-------- Recorded data
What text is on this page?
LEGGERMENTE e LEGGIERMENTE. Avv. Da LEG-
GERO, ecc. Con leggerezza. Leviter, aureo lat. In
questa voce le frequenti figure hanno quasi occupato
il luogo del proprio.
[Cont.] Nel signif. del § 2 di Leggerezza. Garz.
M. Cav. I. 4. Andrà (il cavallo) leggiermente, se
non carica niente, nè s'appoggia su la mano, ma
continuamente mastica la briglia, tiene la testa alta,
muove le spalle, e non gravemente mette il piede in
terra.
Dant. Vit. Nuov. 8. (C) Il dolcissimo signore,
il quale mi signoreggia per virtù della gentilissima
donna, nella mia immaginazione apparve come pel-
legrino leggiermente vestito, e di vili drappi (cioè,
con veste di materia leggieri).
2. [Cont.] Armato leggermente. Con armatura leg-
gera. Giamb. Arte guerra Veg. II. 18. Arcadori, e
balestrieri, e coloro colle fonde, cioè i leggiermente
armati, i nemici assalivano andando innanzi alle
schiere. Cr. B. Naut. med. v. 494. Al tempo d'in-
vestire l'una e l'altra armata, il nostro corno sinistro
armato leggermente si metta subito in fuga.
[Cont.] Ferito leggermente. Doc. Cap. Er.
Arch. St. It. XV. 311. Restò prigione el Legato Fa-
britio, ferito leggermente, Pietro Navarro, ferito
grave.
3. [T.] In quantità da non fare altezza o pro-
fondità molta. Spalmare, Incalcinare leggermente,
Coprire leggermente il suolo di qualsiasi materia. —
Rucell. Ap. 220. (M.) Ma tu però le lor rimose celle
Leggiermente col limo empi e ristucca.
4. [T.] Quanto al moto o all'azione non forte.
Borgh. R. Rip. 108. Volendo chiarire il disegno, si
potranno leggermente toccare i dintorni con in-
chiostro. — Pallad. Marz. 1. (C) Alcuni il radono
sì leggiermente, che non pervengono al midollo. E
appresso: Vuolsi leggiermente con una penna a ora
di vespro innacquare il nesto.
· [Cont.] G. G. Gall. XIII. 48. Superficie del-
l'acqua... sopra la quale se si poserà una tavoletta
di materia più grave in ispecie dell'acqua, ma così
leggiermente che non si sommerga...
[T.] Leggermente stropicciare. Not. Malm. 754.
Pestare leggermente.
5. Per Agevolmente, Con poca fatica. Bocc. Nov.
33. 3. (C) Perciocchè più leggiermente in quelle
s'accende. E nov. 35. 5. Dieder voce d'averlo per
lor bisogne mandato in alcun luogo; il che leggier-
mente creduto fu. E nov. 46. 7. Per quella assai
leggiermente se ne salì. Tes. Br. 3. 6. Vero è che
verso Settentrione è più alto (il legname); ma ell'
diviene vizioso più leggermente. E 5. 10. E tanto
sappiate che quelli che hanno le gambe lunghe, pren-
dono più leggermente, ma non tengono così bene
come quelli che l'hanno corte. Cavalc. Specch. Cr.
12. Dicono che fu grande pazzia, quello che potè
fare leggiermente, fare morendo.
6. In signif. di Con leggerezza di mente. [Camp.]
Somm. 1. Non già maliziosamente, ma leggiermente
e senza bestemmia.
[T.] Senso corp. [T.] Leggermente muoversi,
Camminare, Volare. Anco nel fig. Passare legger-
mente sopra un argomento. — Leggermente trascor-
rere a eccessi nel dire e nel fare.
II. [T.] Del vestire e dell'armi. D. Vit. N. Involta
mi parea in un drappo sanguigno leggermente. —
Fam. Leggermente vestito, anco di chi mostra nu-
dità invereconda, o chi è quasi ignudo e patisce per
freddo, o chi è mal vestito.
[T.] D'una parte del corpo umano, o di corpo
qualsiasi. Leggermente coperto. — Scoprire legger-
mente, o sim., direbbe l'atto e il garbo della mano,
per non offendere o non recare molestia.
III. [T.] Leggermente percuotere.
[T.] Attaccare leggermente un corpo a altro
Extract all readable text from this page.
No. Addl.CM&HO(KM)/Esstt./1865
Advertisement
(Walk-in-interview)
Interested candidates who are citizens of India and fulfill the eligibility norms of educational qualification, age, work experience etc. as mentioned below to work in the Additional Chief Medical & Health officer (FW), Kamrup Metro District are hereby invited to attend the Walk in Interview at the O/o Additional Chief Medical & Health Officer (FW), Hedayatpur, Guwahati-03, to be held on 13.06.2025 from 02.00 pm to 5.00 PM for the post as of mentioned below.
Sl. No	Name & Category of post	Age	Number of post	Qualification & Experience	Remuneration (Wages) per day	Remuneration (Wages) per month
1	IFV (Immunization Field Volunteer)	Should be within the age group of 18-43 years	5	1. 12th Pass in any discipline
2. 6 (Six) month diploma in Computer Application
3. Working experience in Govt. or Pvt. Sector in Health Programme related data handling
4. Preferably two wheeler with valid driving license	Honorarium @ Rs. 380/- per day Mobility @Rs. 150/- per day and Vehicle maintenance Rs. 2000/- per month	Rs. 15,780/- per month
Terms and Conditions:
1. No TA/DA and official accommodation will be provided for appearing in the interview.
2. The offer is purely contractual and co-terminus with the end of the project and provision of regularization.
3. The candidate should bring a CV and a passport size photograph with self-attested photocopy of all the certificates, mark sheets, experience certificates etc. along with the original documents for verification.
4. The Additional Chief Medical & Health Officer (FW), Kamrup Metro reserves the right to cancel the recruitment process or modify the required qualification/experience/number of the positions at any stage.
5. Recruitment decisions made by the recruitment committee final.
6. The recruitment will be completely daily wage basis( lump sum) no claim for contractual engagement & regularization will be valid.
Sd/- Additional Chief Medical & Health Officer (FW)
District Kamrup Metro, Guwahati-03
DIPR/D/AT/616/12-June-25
----------------
Output all of the data above without any alteration.

The reply:
What text is on this page?
LEGGERMENTE e LEGGIERMENTE. Avv. Da LEG-
GERO, ecc. Con leggerezza. Leviter, aureo lat. In
questa voce le frequenti figure hanno quasi occupato
il luogo del proprio.
[Cont.] Nel signif. del § 2 di Leggerezza. Garz.
M. Cav. I. 4. Andrà (il cavallo) leggiermente, se
non carica niente, nè s'appoggia su la mano, ma
continuamente mastica la briglia, tiene la testa alta,
muove le spalle, e non gravemente mette il piede in
terra.
Dant. Vit. Nuov. 8. (C) Il dolcissimo signore,
il quale mi signoreggia per virtù della gentilissima
donna, nella mia immaginazione apparve come pel-
legrino leggiermente vestito, e di vili drappi (cioè,
con veste di materia leggieri).
2. [Cont.] Armato leggermente. Con armatura leg-
gera. Giamb. Arte guerra Veg. II. 18. Arcadori, e
balestrieri, e coloro colle fonde, cioè i leggiermente
armati, i nemici assalivano andando innanzi alle
schiere. Cr. B. Naut. med. v. 494. Al tempo d'in-
vestire l'una e l'altra armata, il nostro corno sinistro
armato leggermente si metta subito in fuga.
[Cont.] Ferito leggermente. Doc. Cap. Er.
Arch. St. It. XV. 311. Restò prigione el Legato Fa-
britio, ferito leggermente, Pietro Navarro, ferito
grave.
3. [T.] In quantità da non fare altezza o pro-
fondità molta. Spalmare, Incalcinare leggermente,
Coprire leggermente il suolo di qualsiasi materia. —
Rucell. Ap. 220. (M.) Ma tu però le lor rimose celle
Leggiermente col limo empi e ristucca.
4. [T.] Quanto al moto o all'azione non forte.
Borgh. R. Rip. 108. Volendo chiarire il disegno, si
potranno leggermente toccare i dintorni con in-
chiostro. — Pallad. Marz. 1. (C) Alcuni il radono
sì leggiermente, che non pervengono al midollo. E
appresso: Vuolsi leggiermente con una penna a ora
di vespro innacquare il nesto.
· [Cont.] G. G. Gall. XIII. 48. Superficie del-
l'acqua... sopra la quale se si poserà una tavoletta
di materia più grave in ispecie dell'acqua, ma così
leggiermente che non si sommerga...
[T.] Leggermente stropicciare. Not. Malm. 754.
Pestare leggermente.
5. Per Agevolmente, Con poca fatica. Bocc. Nov.
33. 3. (C) Perciocchè più leggiermente in quelle
s'accende. E nov. 35. 5. Dieder voce d'averlo per
lor bisogne mandato in alcun luogo; il che leggier-
mente creduto fu. E nov. 46. 7. Per quella assai
leggiermente se ne salì. Tes. Br. 3. 6. Vero è che
verso Settentrione è più alto (il legname); ma ell'
diviene vizioso più leggermente. E 5. 10. E tanto
sappiate che quelli che hanno le gambe lunghe, pren-
dono più leggermente, ma non tengono così bene
come quelli che l'hanno corte. Cavalc. Specch. Cr.
12. Dicono che fu grande pazzia, quello che potè
fare leggiermente, fare morendo.
6. In signif. di Con leggerezza di mente. [Camp.]
Somm. 1. Non già maliziosamente, ma leggiermente
e senza bestemmia.
[T.] Senso corp. [T.] Leggermente muoversi,
Camminare, Volare. Anco nel fig. Passare legger-
mente sopra un argomento. — Leggermente trascor-
rere a eccessi nel dire e nel fare.
II. [T.] Del vestire e dell'armi. D. Vit. N. Involta
mi parea in un drappo sanguigno leggermente. —
Fam. Leggermente vestito, anco di chi mostra nu-
dità invereconda, o chi è quasi ignudo e patisce per
freddo, o chi è mal vestito.
[T.] D'una parte del corpo umano, o di corpo
qualsiasi. Leggermente coperto. — Scoprire legger-
mente, o sim., direbbe l'atto e il garbo della mano,
per non offendere o non recare molestia.
III. [T.] Leggermente percuotere.
[T.] Attaccare leggermente un corpo a altro
Extract all readable text from this page.
No. Addl.CM&HO(KM)/Esstt./1865
Advertisement
(Walk-in-interview)
Interested candidates who are citizens of India and fulfill the eligibility norms of educational qualification, age, work experience etc. as mentioned below to work in the Additional Chief Medical & Health officer (FW), Kamrup Metro District are hereby invited to attend the Walk in Interview at the O/o Additional Chief Medical & Health Officer (FW), Hedayatpur, Guwahati-03, to be held on 13.06.2025 from 02.00 pm to 5.00 PM for the post as of mentioned below.
Sl. No	Name & Category of post	Age	Number of post	Qualification & Experience	Remuneration (Wages) per day	Remuneration (Wages) per month
1	IFV (Immunization Field Volunteer)	Should be within the age group of 18-43 years	5	1. 12th Pass in any discipline
2. 6 (Six) month diploma in Computer Application
3. Working experience in Govt. or Pvt. Sector in Health Programme related data handling
4. Preferably two wheeler with valid driving license	Honorarium @ Rs. 380/- per day Mobility @Rs. 150/- per day and Vehicle maintenance Rs. 2000/- per month	Rs. 15,780/- per month
Terms and Conditions:
1. No TA/DA and official accommodation will be provided for appearing in the interview.
2. The offer is purely contractual and co-terminus with the end of the project and provision of regularization.
3. The candidate should bring a CV and a passport size photograph with self-attested photocopy of all the certificates, mark sheets, experience certificates etc. along with the original documents for verification.
4. The Additional Chief Medical & Health Officer (FW), Kamrup Metro reserves the right to cancel the recruitment process or modify the required qualification/experience/number of the positions at any stage.
5. Recruitment decisions made by the recruitment committee final.
6. The recruitment will be completely daily wage basis( lump sum) no claim for contractual engagement & regularization will be valid.
Sd/- Additional Chief Medical & Health Officer (FW)
District Kamrup Metro, Guwahati-03
DIPR/D/AT/616/12-June-25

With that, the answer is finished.